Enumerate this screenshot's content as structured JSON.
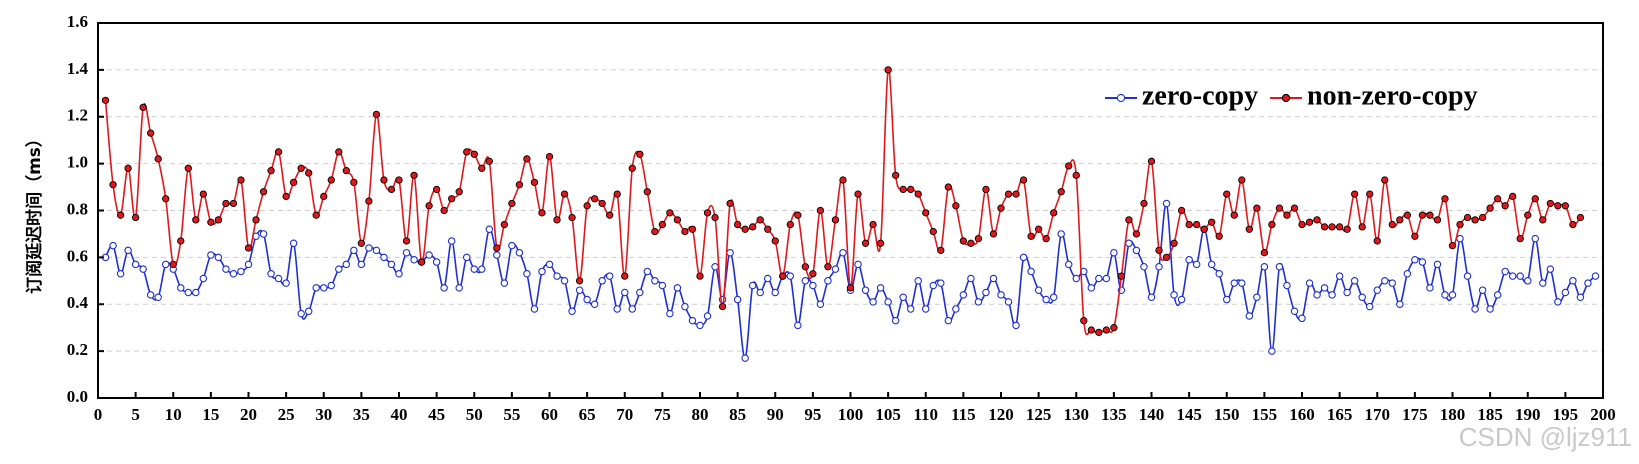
{
  "chart_data": {
    "type": "line",
    "ylabel": "订阅延迟时间（ms）",
    "xlabel": "",
    "xlim": [
      0,
      200
    ],
    "ylim": [
      0.0,
      1.6
    ],
    "xticks": [
      0,
      5,
      10,
      15,
      20,
      25,
      30,
      35,
      40,
      45,
      50,
      55,
      60,
      65,
      70,
      75,
      80,
      85,
      90,
      95,
      100,
      105,
      110,
      115,
      120,
      125,
      130,
      135,
      140,
      145,
      150,
      155,
      160,
      165,
      170,
      175,
      180,
      185,
      190,
      195,
      200
    ],
    "yticks": [
      "0.0",
      "0.2",
      "0.4",
      "0.6",
      "0.8",
      "1.0",
      "1.2",
      "1.4",
      "1.6"
    ],
    "grid": "horizontal dashed",
    "legend_position": "top-right",
    "series": [
      {
        "name": "zero-copy",
        "color": "#1f2fd1",
        "marker": "open-circle",
        "values": [
          0.6,
          0.65,
          0.53,
          0.63,
          0.57,
          0.55,
          0.44,
          0.43,
          0.57,
          0.55,
          0.47,
          0.45,
          0.45,
          0.51,
          0.61,
          0.6,
          0.55,
          0.53,
          0.54,
          0.57,
          0.69,
          0.7,
          0.53,
          0.51,
          0.49,
          0.66,
          0.36,
          0.37,
          0.47,
          0.47,
          0.48,
          0.55,
          0.57,
          0.63,
          0.57,
          0.64,
          0.63,
          0.6,
          0.57,
          0.53,
          0.62,
          0.59,
          0.58,
          0.61,
          0.58,
          0.47,
          0.67,
          0.47,
          0.6,
          0.55,
          0.55,
          0.72,
          0.61,
          0.49,
          0.65,
          0.62,
          0.53,
          0.38,
          0.54,
          0.57,
          0.52,
          0.5,
          0.37,
          0.46,
          0.42,
          0.4,
          0.5,
          0.52,
          0.38,
          0.45,
          0.38,
          0.45,
          0.54,
          0.5,
          0.48,
          0.36,
          0.47,
          0.39,
          0.33,
          0.31,
          0.35,
          0.56,
          0.42,
          0.62,
          0.42,
          0.17,
          0.48,
          0.45,
          0.51,
          0.45,
          0.52,
          0.52,
          0.31,
          0.5,
          0.48,
          0.4,
          0.5,
          0.55,
          0.62,
          0.46,
          0.57,
          0.46,
          0.41,
          0.47,
          0.41,
          0.33,
          0.43,
          0.38,
          0.5,
          0.38,
          0.48,
          0.49,
          0.33,
          0.38,
          0.44,
          0.51,
          0.41,
          0.45,
          0.51,
          0.44,
          0.41,
          0.31,
          0.6,
          0.54,
          0.46,
          0.42,
          0.43,
          0.7,
          0.57,
          0.51,
          0.54,
          0.47,
          0.51,
          0.51,
          0.62,
          0.46,
          0.66,
          0.63,
          0.56,
          0.43,
          0.56,
          0.83,
          0.44,
          0.42,
          0.59,
          0.57,
          0.72,
          0.57,
          0.53,
          0.42,
          0.49,
          0.49,
          0.35,
          0.43,
          0.56,
          0.2,
          0.56,
          0.48,
          0.37,
          0.34,
          0.49,
          0.44,
          0.47,
          0.44,
          0.52,
          0.45,
          0.5,
          0.43,
          0.39,
          0.46,
          0.5,
          0.49,
          0.4,
          0.53,
          0.59,
          0.58,
          0.47,
          0.57,
          0.44,
          0.44,
          0.68,
          0.52,
          0.38,
          0.46,
          0.38,
          0.44,
          0.54,
          0.52,
          0.52,
          0.5,
          0.68,
          0.49,
          0.55,
          0.41,
          0.45,
          0.5,
          0.43,
          0.49,
          0.52
        ]
      },
      {
        "name": "non-zero-copy",
        "color": "#e0181b",
        "marker": "filled-circle",
        "values": [
          1.27,
          0.91,
          0.78,
          0.98,
          0.77,
          1.24,
          1.13,
          1.02,
          0.85,
          0.57,
          0.67,
          0.98,
          0.76,
          0.87,
          0.75,
          0.76,
          0.83,
          0.83,
          0.93,
          0.64,
          0.76,
          0.88,
          0.97,
          1.05,
          0.86,
          0.92,
          0.98,
          0.96,
          0.78,
          0.86,
          0.93,
          1.05,
          0.97,
          0.92,
          0.66,
          0.84,
          1.21,
          0.93,
          0.89,
          0.93,
          0.67,
          0.95,
          0.58,
          0.82,
          0.89,
          0.8,
          0.85,
          0.88,
          1.05,
          1.04,
          0.98,
          1.01,
          0.64,
          0.74,
          0.83,
          0.91,
          1.02,
          0.92,
          0.79,
          1.03,
          0.76,
          0.87,
          0.77,
          0.5,
          0.82,
          0.85,
          0.83,
          0.78,
          0.87,
          0.52,
          0.98,
          1.04,
          0.88,
          0.71,
          0.74,
          0.79,
          0.76,
          0.71,
          0.72,
          0.52,
          0.79,
          0.77,
          0.39,
          0.83,
          0.74,
          0.72,
          0.73,
          0.76,
          0.72,
          0.67,
          0.52,
          0.74,
          0.78,
          0.56,
          0.53,
          0.8,
          0.56,
          0.76,
          0.93,
          0.47,
          0.87,
          0.66,
          0.74,
          0.66,
          1.4,
          0.95,
          0.89,
          0.89,
          0.87,
          0.79,
          0.71,
          0.63,
          0.9,
          0.82,
          0.67,
          0.66,
          0.68,
          0.89,
          0.7,
          0.81,
          0.87,
          0.87,
          0.93,
          0.69,
          0.72,
          0.68,
          0.79,
          0.88,
          0.99,
          0.95,
          0.33,
          0.29,
          0.28,
          0.29,
          0.3,
          0.52,
          0.76,
          0.7,
          0.83,
          1.01,
          0.63,
          0.6,
          0.66,
          0.8,
          0.74,
          0.74,
          0.72,
          0.75,
          0.69,
          0.87,
          0.78,
          0.93,
          0.72,
          0.81,
          0.62,
          0.74,
          0.81,
          0.78,
          0.81,
          0.74,
          0.75,
          0.76,
          0.73,
          0.73,
          0.73,
          0.72,
          0.87,
          0.73,
          0.87,
          0.67,
          0.93,
          0.74,
          0.76,
          0.78,
          0.69,
          0.78,
          0.78,
          0.76,
          0.85,
          0.65,
          0.74,
          0.77,
          0.76,
          0.77,
          0.81,
          0.85,
          0.82,
          0.86,
          0.68,
          0.78,
          0.85,
          0.76,
          0.83,
          0.82,
          0.82,
          0.74,
          0.77
        ]
      }
    ],
    "watermark": "CSDN @ljz911"
  }
}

WHAT IS EXPECTED → Review the material and copy each line in which the word "circle" appears.

ANSWER IN FULL →
        "marker": "open-circle",
        "marker": "filled-circle",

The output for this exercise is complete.